==== Listing

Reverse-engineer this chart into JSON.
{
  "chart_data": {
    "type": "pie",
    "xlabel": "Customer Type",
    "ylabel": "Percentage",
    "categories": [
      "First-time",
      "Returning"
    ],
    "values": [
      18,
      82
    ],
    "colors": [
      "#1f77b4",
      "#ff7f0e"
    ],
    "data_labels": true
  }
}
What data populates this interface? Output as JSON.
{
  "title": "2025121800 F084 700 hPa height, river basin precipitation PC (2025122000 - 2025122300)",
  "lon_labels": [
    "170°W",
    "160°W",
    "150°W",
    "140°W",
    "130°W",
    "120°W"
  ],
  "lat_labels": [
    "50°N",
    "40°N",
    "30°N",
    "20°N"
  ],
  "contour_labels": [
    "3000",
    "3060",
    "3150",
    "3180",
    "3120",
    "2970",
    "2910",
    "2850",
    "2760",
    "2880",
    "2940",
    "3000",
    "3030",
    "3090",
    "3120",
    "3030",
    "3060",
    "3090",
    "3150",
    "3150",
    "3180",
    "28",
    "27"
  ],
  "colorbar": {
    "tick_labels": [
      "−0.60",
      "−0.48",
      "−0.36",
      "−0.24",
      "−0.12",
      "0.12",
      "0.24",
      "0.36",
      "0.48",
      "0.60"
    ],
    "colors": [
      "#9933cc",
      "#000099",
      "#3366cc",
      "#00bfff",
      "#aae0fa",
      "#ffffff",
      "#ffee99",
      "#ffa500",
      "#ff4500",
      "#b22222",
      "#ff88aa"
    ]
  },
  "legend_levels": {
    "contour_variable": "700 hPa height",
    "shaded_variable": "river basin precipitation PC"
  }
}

========

[Task directions]:
Show the data once more, exactly as it was written.

[Answer for the task]:
Reverse-engineer this chart into JSON.
{
  "chart_data": {
    "type": "pie",
    "xlabel": "Customer Type",
    "ylabel": "Percentage",
    "categories": [
      "First-time",
      "Returning"
    ],
    "values": [
      18,
      82
    ],
    "colors": [
      "#1f77b4",
      "#ff7f0e"
    ],
    "data_labels": true
  }
}
What data populates this interface? Output as JSON.
{
  "title": "2025121800 F084 700 hPa height, river basin precipitation PC (2025122000 - 2025122300)",
  "lon_labels": [
    "170°W",
    "160°W",
    "150°W",
    "140°W",
    "130°W",
    "120°W"
  ],
  "lat_labels": [
    "50°N",
    "40°N",
    "30°N",
    "20°N"
  ],
  "contour_labels": [
    "3000",
    "3060",
    "3150",
    "3180",
    "3120",
    "2970",
    "2910",
    "2850",
    "2760",
    "2880",
    "2940",
    "3000",
    "3030",
    "3090",
    "3120",
    "3030",
    "3060",
    "3090",
    "3150",
    "3150",
    "3180",
    "28",
    "27"
  ],
  "colorbar": {
    "tick_labels": [
      "−0.60",
      "−0.48",
      "−0.36",
      "−0.24",
      "−0.12",
      "0.12",
      "0.24",
      "0.36",
      "0.48",
      "0.60"
    ],
    "colors": [
      "#9933cc",
      "#000099",
      "#3366cc",
      "#00bfff",
      "#aae0fa",
      "#ffffff",
      "#ffee99",
      "#ffa500",
      "#ff4500",
      "#b22222",
      "#ff88aa"
    ]
  },
  "legend_levels": {
    "contour_variable": "700 hPa height",
    "shaded_variable": "river basin precipitation PC"
  }
}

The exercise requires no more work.